• **Extracted records**:
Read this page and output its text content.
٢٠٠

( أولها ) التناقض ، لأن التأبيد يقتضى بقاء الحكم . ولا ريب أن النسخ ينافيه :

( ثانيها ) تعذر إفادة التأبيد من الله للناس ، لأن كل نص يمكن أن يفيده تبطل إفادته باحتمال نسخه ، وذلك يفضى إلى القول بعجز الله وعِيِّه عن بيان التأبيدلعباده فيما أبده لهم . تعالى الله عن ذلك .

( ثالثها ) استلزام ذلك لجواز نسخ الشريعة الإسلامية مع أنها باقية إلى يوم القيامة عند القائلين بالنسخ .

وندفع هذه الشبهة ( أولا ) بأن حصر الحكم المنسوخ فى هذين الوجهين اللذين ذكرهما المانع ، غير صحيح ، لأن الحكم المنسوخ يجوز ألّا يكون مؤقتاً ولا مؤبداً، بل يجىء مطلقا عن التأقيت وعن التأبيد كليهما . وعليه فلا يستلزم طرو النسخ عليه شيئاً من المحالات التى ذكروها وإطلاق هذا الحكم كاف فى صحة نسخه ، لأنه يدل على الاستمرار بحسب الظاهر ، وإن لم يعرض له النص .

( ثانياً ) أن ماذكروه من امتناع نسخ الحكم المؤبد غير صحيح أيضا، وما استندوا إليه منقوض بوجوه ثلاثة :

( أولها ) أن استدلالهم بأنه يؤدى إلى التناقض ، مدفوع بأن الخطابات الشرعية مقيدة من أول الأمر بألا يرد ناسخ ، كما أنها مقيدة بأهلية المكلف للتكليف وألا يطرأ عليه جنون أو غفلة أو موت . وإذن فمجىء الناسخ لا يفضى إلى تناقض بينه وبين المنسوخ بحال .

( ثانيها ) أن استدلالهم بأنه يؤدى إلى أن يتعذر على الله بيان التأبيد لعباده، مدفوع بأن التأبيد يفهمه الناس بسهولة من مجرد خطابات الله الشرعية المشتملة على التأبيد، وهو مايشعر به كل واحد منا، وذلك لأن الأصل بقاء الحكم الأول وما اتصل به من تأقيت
* * *
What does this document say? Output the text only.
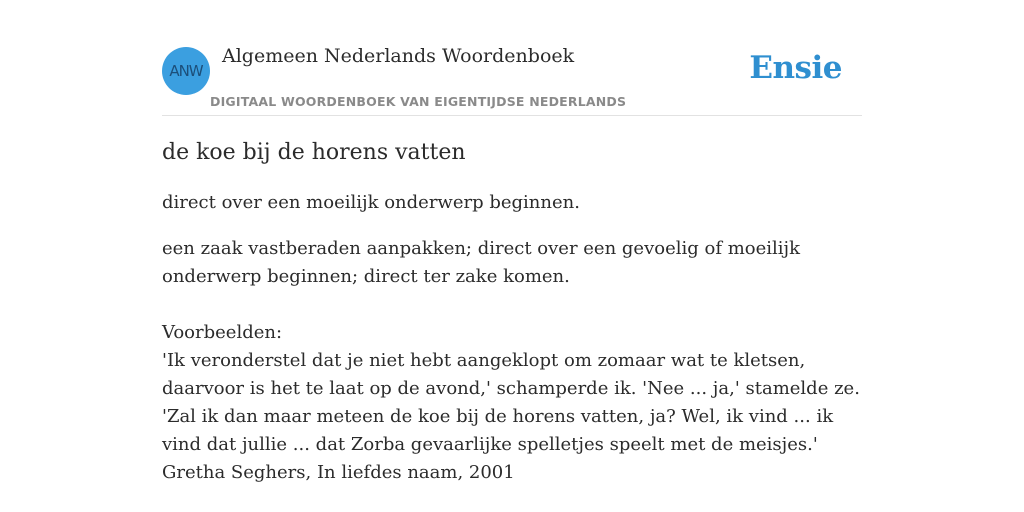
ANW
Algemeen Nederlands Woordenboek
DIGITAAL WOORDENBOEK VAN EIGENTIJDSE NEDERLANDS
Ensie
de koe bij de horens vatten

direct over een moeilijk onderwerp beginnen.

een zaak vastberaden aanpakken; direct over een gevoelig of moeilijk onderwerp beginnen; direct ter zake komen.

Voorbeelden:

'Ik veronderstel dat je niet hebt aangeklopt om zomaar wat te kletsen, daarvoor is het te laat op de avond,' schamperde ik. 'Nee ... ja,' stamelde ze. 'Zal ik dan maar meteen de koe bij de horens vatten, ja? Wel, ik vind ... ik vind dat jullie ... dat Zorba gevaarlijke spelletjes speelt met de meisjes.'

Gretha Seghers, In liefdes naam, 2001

• **Given task**:
Every line of the records that includes the word "this" should be gathered.

• **Result of the task**:
Read this page and output its text content.
What does this document say? Output the text only.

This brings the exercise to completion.